■ **WORK TO DO**
Return every line below in which "ignorance" appears.

[Begin LISTING]

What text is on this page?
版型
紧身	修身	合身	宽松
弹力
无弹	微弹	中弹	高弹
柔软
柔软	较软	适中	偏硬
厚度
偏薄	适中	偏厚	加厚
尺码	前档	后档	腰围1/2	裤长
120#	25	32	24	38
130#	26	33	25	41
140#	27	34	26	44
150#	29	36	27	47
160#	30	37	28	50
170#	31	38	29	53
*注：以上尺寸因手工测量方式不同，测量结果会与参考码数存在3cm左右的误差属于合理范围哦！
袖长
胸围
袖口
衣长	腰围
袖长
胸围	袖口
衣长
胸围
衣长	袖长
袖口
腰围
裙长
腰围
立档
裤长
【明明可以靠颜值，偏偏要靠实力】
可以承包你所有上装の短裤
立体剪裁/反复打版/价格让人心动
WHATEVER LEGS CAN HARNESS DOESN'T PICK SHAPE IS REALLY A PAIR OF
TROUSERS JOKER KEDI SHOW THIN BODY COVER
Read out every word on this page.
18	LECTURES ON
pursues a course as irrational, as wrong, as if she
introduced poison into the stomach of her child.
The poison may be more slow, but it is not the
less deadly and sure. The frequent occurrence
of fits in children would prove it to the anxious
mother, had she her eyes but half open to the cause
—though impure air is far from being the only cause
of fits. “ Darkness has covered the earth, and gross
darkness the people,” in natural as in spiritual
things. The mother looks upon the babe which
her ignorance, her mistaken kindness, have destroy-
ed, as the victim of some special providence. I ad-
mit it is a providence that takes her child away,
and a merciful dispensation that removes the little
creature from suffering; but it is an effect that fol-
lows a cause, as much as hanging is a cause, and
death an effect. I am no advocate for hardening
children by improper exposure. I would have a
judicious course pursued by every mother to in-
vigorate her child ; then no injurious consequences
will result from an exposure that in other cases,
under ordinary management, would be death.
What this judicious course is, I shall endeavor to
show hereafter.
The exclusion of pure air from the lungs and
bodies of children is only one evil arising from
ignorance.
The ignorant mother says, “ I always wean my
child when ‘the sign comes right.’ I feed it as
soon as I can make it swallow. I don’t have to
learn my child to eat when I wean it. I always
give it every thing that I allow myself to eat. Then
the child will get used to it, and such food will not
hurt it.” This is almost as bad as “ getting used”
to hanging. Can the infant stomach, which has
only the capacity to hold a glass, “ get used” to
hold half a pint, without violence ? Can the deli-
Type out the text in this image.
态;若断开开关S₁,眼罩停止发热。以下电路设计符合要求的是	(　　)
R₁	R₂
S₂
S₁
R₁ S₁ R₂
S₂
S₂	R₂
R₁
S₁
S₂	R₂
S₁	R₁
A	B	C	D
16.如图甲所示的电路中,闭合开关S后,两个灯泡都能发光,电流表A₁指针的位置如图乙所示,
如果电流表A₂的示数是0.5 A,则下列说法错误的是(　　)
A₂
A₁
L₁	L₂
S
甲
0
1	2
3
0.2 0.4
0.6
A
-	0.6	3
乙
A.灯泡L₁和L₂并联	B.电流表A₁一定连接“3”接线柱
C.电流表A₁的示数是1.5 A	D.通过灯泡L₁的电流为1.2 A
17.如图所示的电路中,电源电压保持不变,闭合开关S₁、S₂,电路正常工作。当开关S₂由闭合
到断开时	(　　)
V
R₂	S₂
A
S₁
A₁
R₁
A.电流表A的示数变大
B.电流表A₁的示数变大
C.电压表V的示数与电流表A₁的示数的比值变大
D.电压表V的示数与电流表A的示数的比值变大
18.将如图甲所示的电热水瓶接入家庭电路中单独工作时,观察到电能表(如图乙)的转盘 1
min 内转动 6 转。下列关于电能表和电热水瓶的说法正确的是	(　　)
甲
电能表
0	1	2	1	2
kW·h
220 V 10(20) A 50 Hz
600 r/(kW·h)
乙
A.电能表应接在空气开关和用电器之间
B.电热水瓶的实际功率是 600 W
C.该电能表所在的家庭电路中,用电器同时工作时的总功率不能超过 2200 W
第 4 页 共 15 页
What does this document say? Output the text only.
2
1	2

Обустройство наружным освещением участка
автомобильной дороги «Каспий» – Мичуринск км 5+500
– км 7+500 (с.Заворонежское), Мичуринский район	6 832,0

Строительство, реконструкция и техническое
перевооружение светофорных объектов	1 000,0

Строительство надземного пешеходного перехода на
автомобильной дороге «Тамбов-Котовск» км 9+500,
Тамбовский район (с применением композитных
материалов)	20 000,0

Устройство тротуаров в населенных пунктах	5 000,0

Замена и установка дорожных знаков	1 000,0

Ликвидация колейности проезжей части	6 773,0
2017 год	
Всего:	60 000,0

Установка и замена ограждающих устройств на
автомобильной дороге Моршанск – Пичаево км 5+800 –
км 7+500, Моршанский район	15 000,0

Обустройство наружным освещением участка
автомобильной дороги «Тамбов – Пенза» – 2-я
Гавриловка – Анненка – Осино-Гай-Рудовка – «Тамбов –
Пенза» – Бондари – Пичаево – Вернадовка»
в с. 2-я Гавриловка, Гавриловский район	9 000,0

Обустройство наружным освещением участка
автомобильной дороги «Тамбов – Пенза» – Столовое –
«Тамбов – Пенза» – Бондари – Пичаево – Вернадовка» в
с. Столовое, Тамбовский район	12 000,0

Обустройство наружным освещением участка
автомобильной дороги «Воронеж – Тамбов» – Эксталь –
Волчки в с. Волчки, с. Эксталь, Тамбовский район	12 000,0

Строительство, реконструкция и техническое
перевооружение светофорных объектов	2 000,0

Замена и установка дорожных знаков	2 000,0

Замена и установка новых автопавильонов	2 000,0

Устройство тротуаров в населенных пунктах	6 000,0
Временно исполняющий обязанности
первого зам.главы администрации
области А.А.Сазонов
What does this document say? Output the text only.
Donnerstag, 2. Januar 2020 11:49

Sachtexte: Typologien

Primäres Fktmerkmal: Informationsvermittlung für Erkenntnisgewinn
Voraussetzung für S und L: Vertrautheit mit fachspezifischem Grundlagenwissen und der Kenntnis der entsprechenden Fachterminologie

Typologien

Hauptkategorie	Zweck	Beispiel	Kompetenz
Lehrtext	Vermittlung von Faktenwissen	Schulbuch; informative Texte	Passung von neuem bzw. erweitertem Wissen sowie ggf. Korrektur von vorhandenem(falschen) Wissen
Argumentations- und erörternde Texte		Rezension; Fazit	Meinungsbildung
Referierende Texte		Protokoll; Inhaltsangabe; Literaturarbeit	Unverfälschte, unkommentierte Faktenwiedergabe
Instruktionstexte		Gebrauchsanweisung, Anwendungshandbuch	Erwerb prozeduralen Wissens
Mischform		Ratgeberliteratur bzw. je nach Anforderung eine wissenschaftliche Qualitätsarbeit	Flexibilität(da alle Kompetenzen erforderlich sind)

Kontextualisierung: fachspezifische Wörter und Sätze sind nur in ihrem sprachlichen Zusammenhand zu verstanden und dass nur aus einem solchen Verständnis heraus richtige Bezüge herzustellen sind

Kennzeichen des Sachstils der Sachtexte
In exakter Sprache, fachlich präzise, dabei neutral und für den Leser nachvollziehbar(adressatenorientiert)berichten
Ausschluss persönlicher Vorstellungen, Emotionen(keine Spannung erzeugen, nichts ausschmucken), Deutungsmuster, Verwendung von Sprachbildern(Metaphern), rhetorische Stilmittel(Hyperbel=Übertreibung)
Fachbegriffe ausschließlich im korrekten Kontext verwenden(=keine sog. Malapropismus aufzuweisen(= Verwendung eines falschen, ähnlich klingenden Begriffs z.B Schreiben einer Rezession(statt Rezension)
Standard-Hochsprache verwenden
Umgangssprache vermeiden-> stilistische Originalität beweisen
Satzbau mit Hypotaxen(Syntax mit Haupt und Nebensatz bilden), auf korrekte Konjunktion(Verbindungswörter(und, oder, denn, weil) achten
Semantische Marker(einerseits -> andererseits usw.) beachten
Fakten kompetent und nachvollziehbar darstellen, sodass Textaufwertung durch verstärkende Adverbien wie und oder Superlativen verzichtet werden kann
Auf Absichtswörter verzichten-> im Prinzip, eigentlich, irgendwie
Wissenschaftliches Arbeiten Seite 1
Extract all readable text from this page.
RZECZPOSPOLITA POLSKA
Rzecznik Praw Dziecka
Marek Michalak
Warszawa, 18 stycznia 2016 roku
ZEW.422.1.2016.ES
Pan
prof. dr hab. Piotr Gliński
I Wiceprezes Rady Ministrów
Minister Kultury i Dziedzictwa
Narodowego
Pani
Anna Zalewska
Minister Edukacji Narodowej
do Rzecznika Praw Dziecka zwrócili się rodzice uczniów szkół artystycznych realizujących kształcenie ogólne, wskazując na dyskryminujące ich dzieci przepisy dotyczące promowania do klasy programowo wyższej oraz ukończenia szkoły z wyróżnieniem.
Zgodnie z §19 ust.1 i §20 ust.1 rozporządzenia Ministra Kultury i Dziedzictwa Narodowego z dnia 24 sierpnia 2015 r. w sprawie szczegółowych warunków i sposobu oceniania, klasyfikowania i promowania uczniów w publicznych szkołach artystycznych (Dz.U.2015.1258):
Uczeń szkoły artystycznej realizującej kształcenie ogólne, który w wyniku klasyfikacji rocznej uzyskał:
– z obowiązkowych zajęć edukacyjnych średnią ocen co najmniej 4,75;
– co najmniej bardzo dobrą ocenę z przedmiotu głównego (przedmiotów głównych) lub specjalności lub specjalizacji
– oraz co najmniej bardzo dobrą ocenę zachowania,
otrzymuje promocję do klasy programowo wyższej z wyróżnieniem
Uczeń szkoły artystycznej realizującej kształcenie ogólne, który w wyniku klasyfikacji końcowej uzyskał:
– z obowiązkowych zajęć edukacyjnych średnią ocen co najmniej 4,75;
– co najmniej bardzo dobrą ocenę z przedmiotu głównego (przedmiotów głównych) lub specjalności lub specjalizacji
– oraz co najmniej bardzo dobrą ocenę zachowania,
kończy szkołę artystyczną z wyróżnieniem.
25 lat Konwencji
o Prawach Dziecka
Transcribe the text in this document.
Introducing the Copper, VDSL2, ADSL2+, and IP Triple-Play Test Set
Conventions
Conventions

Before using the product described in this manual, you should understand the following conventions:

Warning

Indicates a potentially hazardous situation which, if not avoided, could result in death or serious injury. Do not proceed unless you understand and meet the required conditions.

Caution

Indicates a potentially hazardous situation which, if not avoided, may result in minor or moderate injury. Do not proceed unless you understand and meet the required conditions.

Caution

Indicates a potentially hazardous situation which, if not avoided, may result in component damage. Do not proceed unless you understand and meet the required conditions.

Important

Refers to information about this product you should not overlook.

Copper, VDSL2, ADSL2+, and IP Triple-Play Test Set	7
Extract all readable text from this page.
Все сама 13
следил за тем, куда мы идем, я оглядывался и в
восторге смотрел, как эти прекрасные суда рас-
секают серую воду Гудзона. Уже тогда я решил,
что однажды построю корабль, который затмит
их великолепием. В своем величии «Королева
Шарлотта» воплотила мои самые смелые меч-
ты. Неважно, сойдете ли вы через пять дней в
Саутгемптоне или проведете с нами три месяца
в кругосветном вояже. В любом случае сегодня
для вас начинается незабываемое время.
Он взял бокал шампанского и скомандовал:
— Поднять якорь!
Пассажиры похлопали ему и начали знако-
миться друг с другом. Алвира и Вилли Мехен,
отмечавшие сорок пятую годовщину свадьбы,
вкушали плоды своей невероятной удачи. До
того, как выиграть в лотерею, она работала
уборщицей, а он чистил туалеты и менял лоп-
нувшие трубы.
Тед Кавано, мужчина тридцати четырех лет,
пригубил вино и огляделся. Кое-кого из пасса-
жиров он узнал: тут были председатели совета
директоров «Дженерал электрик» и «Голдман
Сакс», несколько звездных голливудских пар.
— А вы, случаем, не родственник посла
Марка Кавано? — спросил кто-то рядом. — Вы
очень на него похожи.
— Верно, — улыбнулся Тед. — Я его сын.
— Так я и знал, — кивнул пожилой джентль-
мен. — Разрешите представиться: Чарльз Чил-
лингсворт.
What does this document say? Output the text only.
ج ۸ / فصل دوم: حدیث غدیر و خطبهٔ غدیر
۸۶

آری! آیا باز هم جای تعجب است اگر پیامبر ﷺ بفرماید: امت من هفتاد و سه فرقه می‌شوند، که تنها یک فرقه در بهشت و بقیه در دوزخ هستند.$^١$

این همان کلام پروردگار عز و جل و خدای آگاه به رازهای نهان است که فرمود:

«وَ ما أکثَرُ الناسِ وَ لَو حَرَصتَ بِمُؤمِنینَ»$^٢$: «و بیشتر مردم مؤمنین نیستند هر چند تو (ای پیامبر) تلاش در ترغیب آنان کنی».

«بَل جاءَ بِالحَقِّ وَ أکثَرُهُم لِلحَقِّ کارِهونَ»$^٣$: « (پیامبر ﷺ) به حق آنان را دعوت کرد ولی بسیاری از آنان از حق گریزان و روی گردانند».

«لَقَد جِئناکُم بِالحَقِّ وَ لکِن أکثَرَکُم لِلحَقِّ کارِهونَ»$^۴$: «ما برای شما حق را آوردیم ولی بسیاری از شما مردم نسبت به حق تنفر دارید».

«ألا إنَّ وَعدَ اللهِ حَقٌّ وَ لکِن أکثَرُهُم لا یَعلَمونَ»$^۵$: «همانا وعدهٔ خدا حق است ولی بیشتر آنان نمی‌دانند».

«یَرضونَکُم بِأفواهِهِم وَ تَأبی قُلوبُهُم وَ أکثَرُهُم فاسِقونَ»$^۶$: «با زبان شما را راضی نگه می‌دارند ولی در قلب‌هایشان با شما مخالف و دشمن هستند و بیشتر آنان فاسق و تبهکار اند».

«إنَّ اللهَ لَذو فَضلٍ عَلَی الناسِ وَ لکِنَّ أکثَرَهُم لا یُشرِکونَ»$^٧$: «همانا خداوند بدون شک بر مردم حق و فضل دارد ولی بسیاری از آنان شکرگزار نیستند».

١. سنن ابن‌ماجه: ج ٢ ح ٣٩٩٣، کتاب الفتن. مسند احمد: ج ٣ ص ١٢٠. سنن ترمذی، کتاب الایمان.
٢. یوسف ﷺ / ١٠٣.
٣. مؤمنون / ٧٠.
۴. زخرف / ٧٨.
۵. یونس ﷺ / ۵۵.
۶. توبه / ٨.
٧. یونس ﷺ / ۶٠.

[End LISTING]

■ **CORRECT RESULT**
her ignorance, her mistaken kindness, have destroy-
ignorance.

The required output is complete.